Anstehende Aufgabe: Geben Sie aus dem Textabschnitt über Filme den Wortlaut zwischen „Ein irrer Duft“ und „Solo Sun­ny (1979)“, beide Stellen eingeschlossen, unverändert aus.

Textabschnitt:

Das war damals. Heute heißt ein Abschnitt des Ufer­wegs am Rum­mels­burg­er See „Paul und Paula-Ufer“. Eine beson­ders roman­tis­che Szene im Film erk­lärt, warum. Bis 2012 gab es an besagtem Ufer auch noch eine “Paul-und-Paula-Bank”, aber dann wurde der Weg bre­it­flächig asphaltiert und die Bank musste weichen. Bre­it­flächig neu gebaut und alt abgeris­sen, wird eben gerne in Berlin und es ist aus­gerech­net ein Liebesfilm von 1973, der den Höhep­unkt der ein­stürzen­den Alt­baut­en wohl am aller anschaulich­sten doku­men­tiert. Im Vorder­grund ver­lieben sich Paul und Paula, im Hin­ter­grund wer­den Gebäude gesprengt. Dazu sin­gen die Puhdys. Der Sound­track, die Tragik von Brüchen aller Art und die Schön­heit der Liebe verbinden sich in 105 Minuten zu einem Film, der gle­ichzeit­ig so fröh­lich und so trau­rig ist, wie es eben nur die ganz großen Filme sein können. 

(Übri­gens zurzeit frei ver­füg­bar auf Ama­zon Prime)

Ein irrer Duft von frischem Heu (1977)

… ist ursprünglich ein The­ater­stück, das über einen län­geren Zeitraum enorm präsent auf den Büh­nen der Deutsch Demokratis­chen Repub­lik war. Die filmis­che Bear­beitung spielt mit diesen Bezü­gen und gibt am Ende des Filmes eine kleine Liebe­serk­lärung ans The­ater als solch­es ab. Anson­sten find­en sich mit­ten in der Prov­inz eine Parteisekretärin, ein Abge­sandter des Vatikans, eine Dor­fge­mein­schaft und ein Wun­dertäter mit der (schein­baren?) Unvere­in­barkeit von Wis­senschaft, Glaube und Aber­glaube kon­fron­tiert. Es bleibt dann zwar unklar, ob der liebe Gott wirk­lich Kom­mu­nist ist, doch ist ganz klar: für ´nen Appel und ´n Ei kommt man in der ost­deutschen Prov­inz noch über­all­hin und min­destens in den Himmel. 

(Ver­füg­bar auf Ama­zon Prime)

Solo Sun­ny (1979)

Vor Frances Ha, vor Lena Dun­hams „Girls“ und vor „Oh Boy“ gab es  „Sun­ny”. Sun­ny heißt eigentlich Ingrid. Ingrid macht mor­gens kein Früh­stück, ver­liebt sich in die Falschen und träumt vom großen Durch­bruch. Während­dessen tourt sie abwech­sel­nd als Schlager­sän­gerin über die Dör­fer und durch her­rlich unaufgeräumte Alt­bau­woh­nun­gen im Pren­zlauer Berg. Sehr unaufgeregt wird das erzählt und ganz leise und vor­sichtig entspin­nt sich eine Geschichte, die vor allem von dem Ver­such han­delt, nicht klein beizugeben. Nicht dem betrunk­e­nen Kerl auf dem Hotelz­im­mer, nicht dem hart­näck­i­gen Verehrer, nicht dem Sys­tem, und auch nicht den Beschw­er­den der Nach­barn. Als Sun­ny am Ende neben ihrer Fre­undin zusam­men­bricht, gibt es dann fol­gen­den unschlag­baren Dialog:

„Worüber wein­stn du, Ingrid?“

„Über alles“

(…)

Einträge:
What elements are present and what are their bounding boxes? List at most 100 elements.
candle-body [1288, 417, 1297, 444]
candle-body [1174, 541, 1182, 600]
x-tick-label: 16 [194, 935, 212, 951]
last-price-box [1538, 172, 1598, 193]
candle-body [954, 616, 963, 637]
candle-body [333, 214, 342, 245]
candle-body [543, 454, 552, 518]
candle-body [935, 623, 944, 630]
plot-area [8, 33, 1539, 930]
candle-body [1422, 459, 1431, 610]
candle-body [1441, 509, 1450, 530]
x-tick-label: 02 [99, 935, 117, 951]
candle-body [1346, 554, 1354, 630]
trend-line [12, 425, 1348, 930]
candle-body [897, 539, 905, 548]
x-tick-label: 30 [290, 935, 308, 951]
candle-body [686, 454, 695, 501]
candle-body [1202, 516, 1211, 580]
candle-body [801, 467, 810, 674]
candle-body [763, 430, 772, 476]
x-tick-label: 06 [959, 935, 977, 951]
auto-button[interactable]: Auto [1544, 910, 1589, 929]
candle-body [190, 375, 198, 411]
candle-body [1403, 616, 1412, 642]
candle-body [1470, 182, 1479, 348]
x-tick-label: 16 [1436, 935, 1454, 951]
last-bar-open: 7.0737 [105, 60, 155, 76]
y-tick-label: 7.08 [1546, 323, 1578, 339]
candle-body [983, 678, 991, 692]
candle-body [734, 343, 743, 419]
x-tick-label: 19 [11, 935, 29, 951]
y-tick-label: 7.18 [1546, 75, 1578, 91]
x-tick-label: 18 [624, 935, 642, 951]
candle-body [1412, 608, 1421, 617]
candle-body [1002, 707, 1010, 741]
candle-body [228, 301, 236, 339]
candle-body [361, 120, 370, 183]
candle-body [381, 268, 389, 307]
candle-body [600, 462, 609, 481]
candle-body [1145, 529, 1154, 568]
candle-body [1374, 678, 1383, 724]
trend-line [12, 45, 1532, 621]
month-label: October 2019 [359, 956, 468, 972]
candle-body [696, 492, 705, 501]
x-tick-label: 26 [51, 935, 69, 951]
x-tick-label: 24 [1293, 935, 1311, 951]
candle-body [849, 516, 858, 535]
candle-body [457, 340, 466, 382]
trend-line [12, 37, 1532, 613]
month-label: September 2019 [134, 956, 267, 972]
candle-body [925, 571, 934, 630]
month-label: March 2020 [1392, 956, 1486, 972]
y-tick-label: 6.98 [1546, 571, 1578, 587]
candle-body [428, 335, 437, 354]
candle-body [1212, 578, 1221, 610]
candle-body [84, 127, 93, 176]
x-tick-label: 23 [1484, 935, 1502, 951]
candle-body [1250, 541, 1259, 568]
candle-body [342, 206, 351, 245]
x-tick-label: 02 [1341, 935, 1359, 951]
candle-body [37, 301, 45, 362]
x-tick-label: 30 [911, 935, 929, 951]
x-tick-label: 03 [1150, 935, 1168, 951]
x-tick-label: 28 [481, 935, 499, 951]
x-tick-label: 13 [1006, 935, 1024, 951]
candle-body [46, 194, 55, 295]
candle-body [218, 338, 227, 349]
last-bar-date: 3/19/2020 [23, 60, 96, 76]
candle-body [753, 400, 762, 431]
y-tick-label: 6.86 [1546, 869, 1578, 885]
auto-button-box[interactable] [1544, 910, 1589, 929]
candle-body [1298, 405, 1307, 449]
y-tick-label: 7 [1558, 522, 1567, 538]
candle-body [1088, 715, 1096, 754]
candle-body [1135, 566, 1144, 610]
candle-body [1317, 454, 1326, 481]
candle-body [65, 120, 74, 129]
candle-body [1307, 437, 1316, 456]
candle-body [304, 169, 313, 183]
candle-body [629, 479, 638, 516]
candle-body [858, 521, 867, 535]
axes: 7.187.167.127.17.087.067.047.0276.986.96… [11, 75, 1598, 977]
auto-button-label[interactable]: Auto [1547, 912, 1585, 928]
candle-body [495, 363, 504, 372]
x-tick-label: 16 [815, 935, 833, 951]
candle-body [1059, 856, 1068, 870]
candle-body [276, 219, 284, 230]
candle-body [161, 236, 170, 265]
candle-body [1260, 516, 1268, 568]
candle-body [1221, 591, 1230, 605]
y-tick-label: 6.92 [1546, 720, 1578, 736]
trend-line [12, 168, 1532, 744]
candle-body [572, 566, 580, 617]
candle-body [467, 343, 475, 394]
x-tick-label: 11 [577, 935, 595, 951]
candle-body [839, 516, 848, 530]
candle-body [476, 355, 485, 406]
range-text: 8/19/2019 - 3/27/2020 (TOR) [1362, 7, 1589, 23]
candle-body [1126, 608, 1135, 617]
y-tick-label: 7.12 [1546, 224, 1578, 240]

Erledigte Aufgabe:
Ein irrer Duft von frischem Heu (1977)

… ist ursprünglich ein The­ater­stück, das über einen län­geren Zeitraum enorm präsent auf den Büh­nen der Deutsch Demokratis­chen Repub­lik war. Die filmis­che Bear­beitung spielt mit diesen Bezü­gen und gibt am Ende des Filmes eine kleine Liebe­serk­lärung ans The­ater als solch­es ab. Anson­sten find­en sich mit­ten in der Prov­inz eine Parteisekretärin, ein Abge­sandter des Vatikans, eine Dor­fge­mein­schaft und ein Wun­dertäter mit der (schein­baren?) Unvere­in­barkeit von Wis­senschaft, Glaube und Aber­glaube kon­fron­tiert. Es bleibt dann zwar unklar, ob der liebe Gott wirk­lich Kom­mu­nist ist, doch ist ganz klar: für ´nen Appel und ´n Ei kommt man in der ost­deutschen Prov­inz noch über­all­hin und min­destens in den Himmel. 

(Ver­füg­bar auf Ama­zon Prime)

Solo Sun­ny (1979)